▶ _Goal of the exercise_: Quote the whole listing word for word. Do not include the pictures.

▶ _Data shown_:
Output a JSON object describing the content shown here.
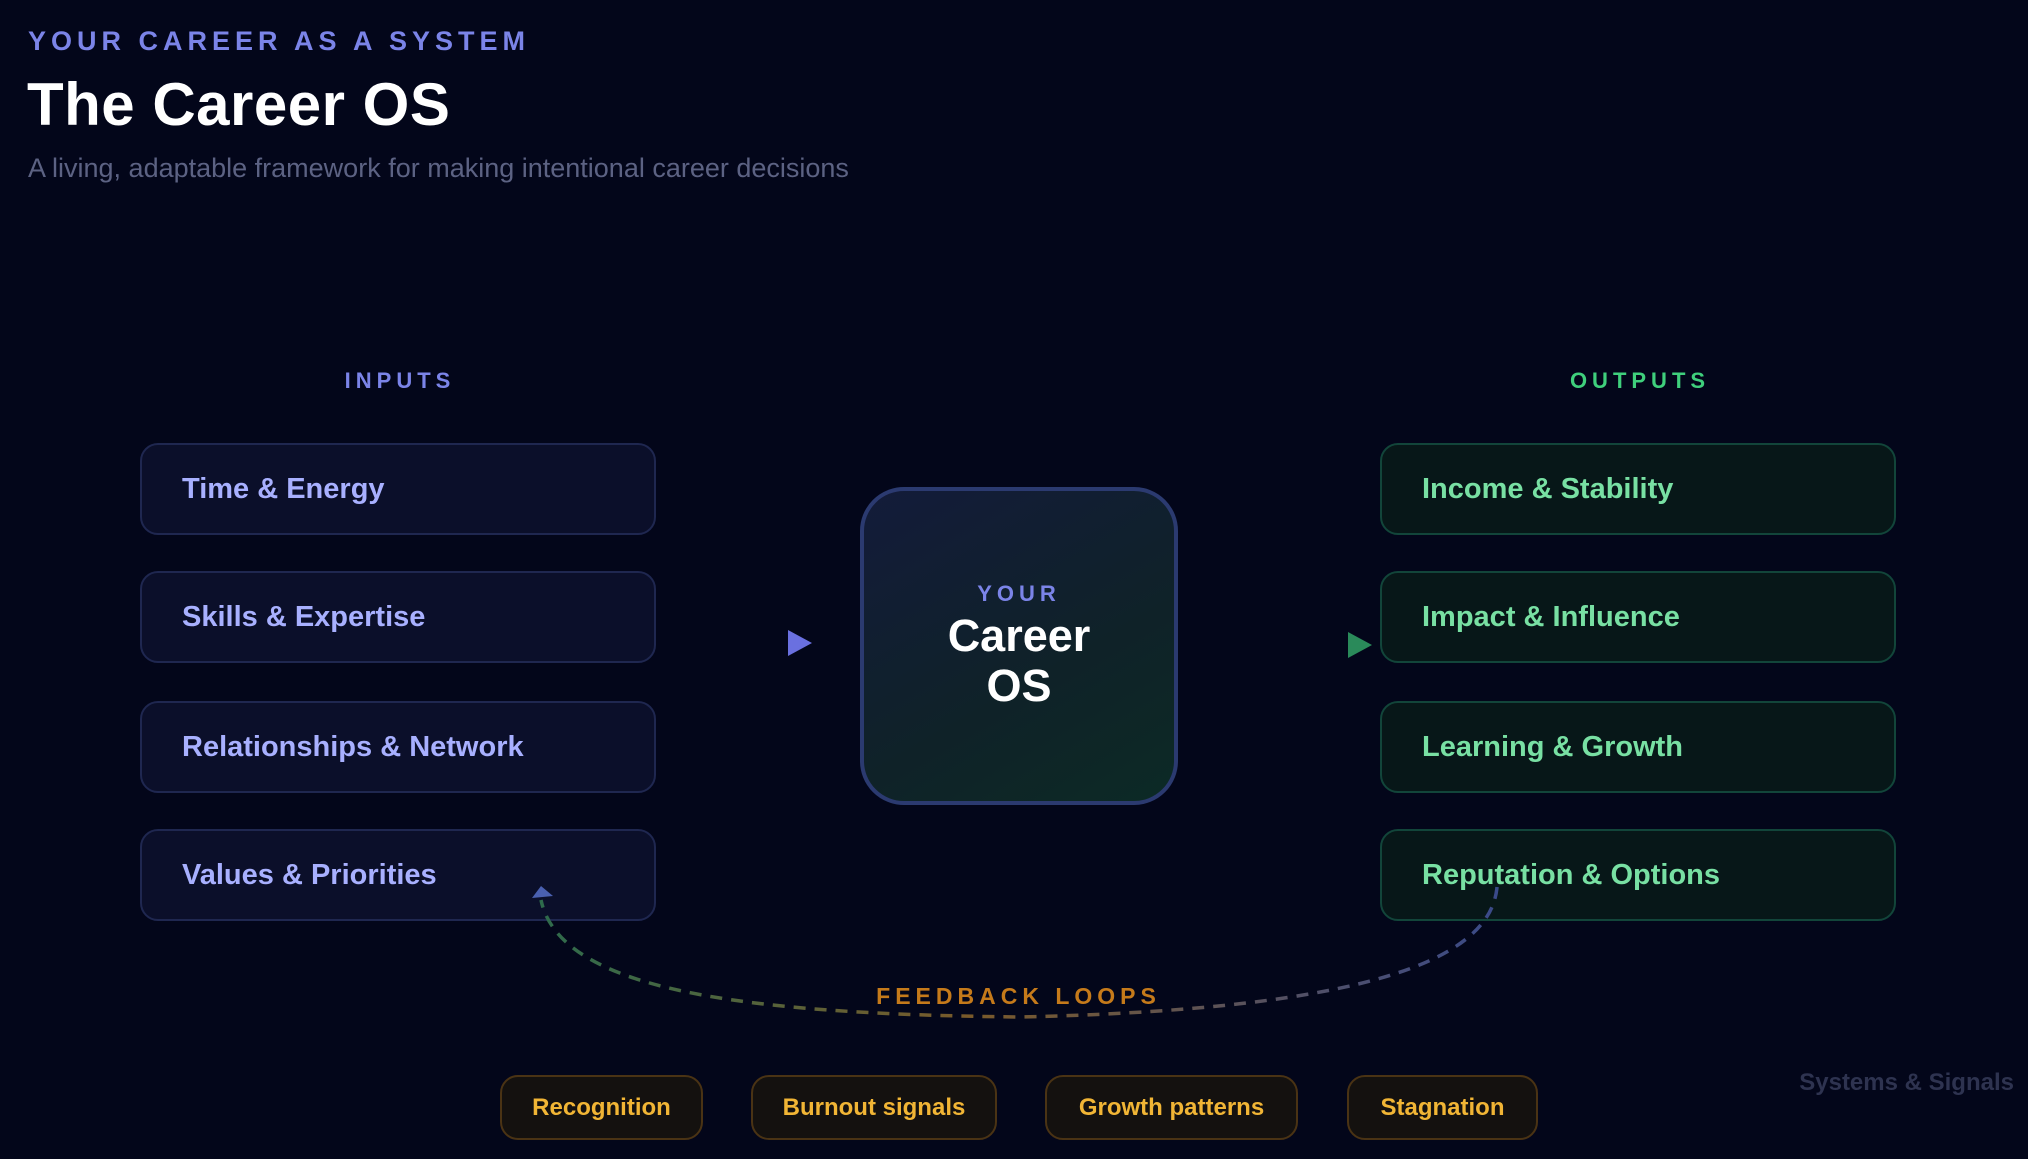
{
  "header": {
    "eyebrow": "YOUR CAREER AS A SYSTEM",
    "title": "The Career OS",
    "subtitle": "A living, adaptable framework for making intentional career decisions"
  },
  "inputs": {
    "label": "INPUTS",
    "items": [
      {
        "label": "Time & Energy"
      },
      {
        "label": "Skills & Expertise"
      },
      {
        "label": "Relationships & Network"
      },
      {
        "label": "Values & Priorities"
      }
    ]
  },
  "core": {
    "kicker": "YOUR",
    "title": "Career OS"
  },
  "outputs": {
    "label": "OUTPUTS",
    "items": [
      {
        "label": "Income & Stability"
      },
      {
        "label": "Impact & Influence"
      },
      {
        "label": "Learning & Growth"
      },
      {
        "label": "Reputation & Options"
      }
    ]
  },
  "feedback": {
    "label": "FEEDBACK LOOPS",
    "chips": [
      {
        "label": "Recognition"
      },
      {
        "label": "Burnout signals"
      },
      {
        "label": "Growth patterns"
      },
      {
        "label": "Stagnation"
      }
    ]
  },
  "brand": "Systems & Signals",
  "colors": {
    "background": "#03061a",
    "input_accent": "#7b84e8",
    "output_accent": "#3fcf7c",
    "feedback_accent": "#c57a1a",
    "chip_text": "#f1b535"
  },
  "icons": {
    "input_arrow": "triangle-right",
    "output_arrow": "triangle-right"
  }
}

▶ _Reply_:
Output a JSON object describing the content shown here.
{
  "header": {
    "eyebrow": "YOUR CAREER AS A SYSTEM",
    "title": "The Career OS",
    "subtitle": "A living, adaptable framework for making intentional career decisions"
  },
  "inputs": {
    "label": "INPUTS",
    "items": [
      {
        "label": "Time & Energy"
      },
      {
        "label": "Skills & Expertise"
      },
      {
        "label": "Relationships & Network"
      },
      {
        "label": "Values & Priorities"
      }
    ]
  },
  "core": {
    "kicker": "YOUR",
    "title": "Career OS"
  },
  "outputs": {
    "label": "OUTPUTS",
    "items": [
      {
        "label": "Income & Stability"
      },
      {
        "label": "Impact & Influence"
      },
      {
        "label": "Learning & Growth"
      },
      {
        "label": "Reputation & Options"
      }
    ]
  },
  "feedback": {
    "label": "FEEDBACK LOOPS",
    "chips": [
      {
        "label": "Recognition"
      },
      {
        "label": "Burnout signals"
      },
      {
        "label": "Growth patterns"
      },
      {
        "label": "Stagnation"
      }
    ]
  },
  "brand": "Systems & Signals",
  "colors": {
    "background": "#03061a",
    "input_accent": "#7b84e8",
    "output_accent": "#3fcf7c",
    "feedback_accent": "#c57a1a",
    "chip_text": "#f1b535"
  },
  "icons": {
    "input_arrow": "triangle-right",
    "output_arrow": "triangle-right"
  }
}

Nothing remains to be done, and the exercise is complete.